→ **PROMPT**
Each line that contains the word "watermark" counts once; give the total for the records below and nothing else.

_ _ _ _

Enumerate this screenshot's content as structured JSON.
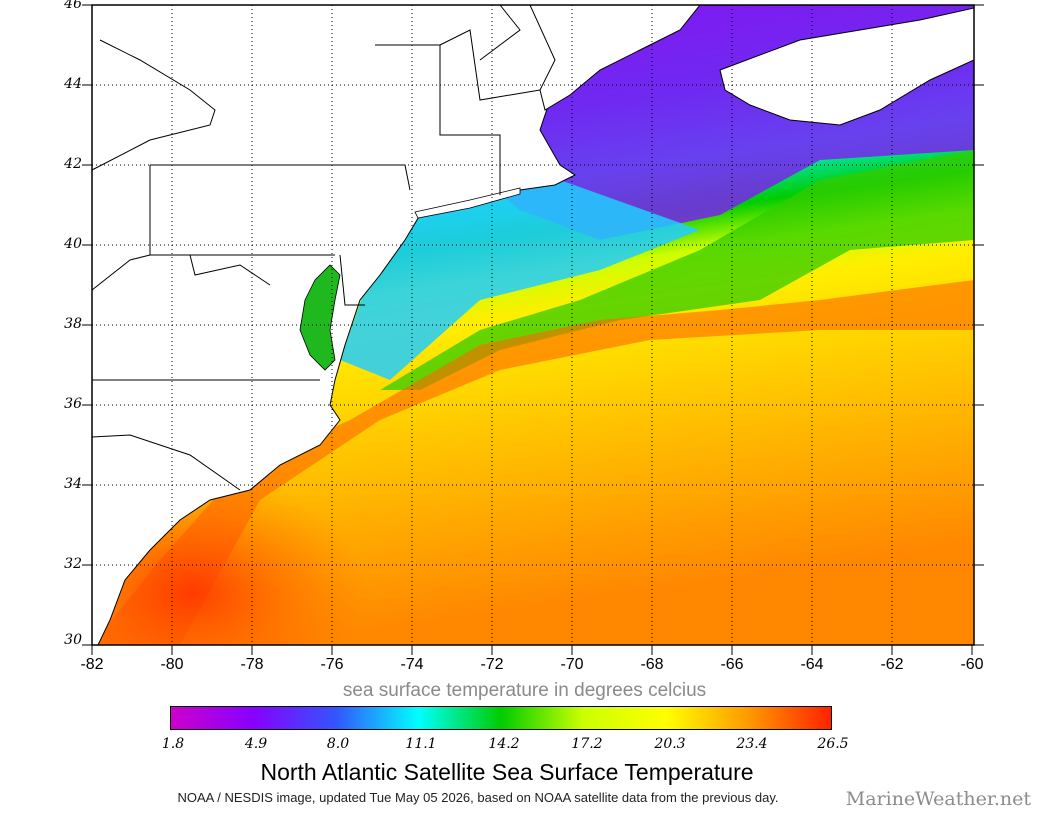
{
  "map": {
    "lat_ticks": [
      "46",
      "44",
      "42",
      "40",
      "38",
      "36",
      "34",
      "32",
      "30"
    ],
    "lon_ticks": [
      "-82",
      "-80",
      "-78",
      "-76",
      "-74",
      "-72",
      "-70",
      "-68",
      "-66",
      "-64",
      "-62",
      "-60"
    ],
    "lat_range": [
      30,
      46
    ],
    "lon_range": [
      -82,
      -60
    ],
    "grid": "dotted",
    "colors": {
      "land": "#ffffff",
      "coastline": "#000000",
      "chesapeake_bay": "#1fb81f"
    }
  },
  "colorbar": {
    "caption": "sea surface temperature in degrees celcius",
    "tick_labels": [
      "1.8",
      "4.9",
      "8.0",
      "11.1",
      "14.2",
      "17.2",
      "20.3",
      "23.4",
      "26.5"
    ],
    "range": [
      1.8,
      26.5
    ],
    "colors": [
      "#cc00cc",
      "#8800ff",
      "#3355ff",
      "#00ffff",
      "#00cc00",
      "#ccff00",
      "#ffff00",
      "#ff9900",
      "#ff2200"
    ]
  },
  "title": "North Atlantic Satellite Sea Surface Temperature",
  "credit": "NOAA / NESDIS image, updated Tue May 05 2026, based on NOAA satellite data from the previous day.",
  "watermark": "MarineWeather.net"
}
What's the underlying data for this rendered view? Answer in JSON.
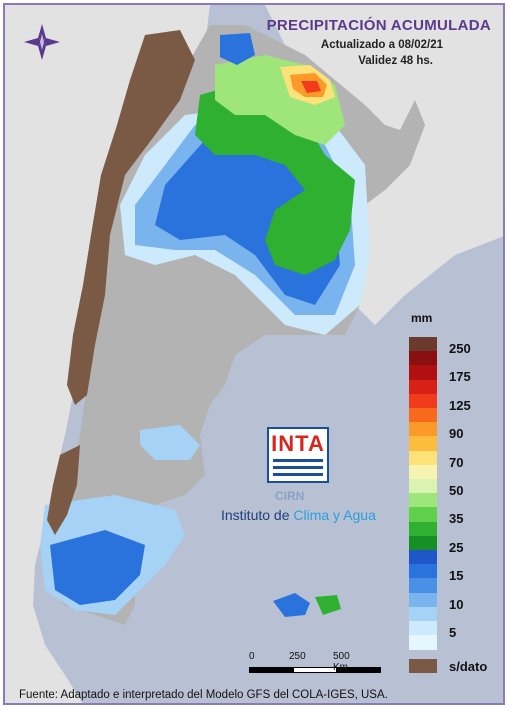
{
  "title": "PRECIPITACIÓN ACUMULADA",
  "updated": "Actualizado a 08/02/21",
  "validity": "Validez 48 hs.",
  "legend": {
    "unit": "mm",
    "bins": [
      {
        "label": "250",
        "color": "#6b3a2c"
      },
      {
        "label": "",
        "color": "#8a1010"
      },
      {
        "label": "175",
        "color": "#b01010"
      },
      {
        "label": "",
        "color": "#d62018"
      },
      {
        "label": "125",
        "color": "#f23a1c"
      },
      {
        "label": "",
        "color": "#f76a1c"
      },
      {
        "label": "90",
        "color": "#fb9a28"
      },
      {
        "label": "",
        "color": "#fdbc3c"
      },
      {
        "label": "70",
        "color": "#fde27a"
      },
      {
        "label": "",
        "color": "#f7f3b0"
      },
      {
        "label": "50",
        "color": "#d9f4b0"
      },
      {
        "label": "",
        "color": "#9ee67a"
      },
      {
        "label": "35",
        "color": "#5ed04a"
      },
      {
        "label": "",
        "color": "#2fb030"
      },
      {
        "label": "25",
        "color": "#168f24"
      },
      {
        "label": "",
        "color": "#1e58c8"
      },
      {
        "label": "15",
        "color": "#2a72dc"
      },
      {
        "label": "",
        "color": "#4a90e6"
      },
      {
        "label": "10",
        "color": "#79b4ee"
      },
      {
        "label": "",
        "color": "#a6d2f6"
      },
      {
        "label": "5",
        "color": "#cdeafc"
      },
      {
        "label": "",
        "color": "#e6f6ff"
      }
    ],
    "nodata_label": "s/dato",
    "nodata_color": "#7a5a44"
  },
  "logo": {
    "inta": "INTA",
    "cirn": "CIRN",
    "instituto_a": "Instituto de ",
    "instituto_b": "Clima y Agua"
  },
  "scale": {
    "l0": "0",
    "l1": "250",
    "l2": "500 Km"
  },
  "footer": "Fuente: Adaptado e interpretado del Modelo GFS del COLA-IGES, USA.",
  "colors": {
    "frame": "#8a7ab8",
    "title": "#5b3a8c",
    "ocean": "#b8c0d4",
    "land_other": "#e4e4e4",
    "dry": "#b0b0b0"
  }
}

_ _ _ _

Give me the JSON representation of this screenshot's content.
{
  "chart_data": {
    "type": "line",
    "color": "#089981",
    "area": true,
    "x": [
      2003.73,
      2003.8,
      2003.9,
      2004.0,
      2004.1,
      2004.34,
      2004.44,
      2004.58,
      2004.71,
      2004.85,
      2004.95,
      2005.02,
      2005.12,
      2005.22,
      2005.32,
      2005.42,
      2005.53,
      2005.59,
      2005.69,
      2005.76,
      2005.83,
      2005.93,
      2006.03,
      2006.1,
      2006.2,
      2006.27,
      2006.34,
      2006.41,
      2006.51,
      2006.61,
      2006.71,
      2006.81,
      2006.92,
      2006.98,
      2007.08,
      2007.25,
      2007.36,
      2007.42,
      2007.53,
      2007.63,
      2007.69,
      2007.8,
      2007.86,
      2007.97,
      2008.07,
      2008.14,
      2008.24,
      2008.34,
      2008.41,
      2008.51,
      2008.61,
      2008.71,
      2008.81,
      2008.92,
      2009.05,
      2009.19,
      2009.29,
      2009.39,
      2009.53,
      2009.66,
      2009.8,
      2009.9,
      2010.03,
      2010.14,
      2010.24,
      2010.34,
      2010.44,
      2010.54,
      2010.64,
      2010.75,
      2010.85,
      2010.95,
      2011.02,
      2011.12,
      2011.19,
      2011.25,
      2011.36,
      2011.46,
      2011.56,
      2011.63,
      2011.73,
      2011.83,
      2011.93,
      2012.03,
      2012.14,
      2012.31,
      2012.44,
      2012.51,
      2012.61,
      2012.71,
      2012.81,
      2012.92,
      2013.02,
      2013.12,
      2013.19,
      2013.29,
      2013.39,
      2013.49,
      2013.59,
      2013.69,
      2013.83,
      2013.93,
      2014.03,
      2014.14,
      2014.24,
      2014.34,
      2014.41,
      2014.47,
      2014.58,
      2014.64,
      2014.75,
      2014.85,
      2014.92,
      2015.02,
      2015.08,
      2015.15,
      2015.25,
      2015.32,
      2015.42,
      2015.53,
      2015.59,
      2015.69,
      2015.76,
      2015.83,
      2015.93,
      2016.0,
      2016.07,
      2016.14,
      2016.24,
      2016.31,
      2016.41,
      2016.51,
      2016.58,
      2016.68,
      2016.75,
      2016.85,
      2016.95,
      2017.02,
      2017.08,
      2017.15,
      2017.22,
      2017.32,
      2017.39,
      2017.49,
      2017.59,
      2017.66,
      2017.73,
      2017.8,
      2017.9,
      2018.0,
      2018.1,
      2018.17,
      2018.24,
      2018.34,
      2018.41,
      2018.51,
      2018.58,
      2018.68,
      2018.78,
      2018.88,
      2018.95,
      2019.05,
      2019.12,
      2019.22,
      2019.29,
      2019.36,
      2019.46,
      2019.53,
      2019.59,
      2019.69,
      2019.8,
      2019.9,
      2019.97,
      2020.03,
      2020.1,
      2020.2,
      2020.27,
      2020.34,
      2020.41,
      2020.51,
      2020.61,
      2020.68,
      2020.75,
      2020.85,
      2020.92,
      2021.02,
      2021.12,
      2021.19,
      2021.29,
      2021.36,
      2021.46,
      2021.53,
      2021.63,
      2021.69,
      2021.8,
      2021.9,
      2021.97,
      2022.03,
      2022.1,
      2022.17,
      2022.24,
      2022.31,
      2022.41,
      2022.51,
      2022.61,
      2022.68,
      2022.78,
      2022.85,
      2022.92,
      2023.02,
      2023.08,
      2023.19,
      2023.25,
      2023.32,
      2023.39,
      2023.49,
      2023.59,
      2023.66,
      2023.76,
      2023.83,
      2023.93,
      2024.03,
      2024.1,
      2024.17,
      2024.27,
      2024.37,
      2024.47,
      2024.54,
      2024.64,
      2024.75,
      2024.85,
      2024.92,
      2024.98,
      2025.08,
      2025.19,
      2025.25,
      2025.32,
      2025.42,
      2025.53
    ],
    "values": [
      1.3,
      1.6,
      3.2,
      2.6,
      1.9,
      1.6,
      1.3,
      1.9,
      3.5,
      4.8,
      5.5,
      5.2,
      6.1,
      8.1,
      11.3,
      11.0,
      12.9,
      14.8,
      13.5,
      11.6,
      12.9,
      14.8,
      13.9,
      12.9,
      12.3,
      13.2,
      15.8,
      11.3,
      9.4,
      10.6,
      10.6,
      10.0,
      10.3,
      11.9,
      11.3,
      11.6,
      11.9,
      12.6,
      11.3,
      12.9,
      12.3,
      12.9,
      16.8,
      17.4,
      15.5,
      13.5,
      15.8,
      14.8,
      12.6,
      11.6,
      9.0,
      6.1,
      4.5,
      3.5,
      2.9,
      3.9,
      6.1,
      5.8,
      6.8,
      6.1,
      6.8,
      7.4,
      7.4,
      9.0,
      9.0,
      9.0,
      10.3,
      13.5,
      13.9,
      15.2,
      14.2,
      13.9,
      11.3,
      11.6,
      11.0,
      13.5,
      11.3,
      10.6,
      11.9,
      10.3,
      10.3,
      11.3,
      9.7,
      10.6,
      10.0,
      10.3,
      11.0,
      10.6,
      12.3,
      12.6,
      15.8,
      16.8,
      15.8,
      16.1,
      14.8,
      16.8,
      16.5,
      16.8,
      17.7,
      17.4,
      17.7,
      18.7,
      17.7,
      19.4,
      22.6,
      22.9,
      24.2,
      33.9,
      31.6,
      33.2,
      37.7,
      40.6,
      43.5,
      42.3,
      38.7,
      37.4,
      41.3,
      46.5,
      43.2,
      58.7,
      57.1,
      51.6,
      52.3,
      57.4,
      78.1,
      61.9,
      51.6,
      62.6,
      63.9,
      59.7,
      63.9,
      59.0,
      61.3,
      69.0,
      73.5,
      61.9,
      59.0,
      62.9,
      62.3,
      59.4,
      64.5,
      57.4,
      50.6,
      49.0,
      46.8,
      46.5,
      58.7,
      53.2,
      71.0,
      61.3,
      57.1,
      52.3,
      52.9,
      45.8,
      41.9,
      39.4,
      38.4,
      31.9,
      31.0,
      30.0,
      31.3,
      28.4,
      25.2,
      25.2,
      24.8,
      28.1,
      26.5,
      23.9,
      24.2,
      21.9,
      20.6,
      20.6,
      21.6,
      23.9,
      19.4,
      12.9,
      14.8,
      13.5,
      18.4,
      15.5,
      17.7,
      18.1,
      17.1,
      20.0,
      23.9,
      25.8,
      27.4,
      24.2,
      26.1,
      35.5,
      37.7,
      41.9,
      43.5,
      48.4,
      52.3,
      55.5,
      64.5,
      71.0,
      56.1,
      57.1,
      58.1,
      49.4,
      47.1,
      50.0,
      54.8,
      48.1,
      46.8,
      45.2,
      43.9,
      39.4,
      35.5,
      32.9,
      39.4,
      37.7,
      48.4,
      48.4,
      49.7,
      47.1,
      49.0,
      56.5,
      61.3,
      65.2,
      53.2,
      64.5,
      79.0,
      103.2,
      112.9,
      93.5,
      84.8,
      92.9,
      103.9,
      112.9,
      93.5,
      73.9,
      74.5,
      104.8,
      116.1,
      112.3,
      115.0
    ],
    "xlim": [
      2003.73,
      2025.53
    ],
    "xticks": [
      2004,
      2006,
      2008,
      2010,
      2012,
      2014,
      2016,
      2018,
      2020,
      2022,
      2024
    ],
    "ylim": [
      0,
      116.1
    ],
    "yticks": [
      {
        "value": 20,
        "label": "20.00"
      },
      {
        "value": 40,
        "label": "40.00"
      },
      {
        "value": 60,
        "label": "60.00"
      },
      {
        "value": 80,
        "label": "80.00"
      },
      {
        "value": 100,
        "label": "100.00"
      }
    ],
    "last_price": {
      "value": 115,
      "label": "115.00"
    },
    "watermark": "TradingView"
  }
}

_ _ _ _

→ **SOLUTION**
2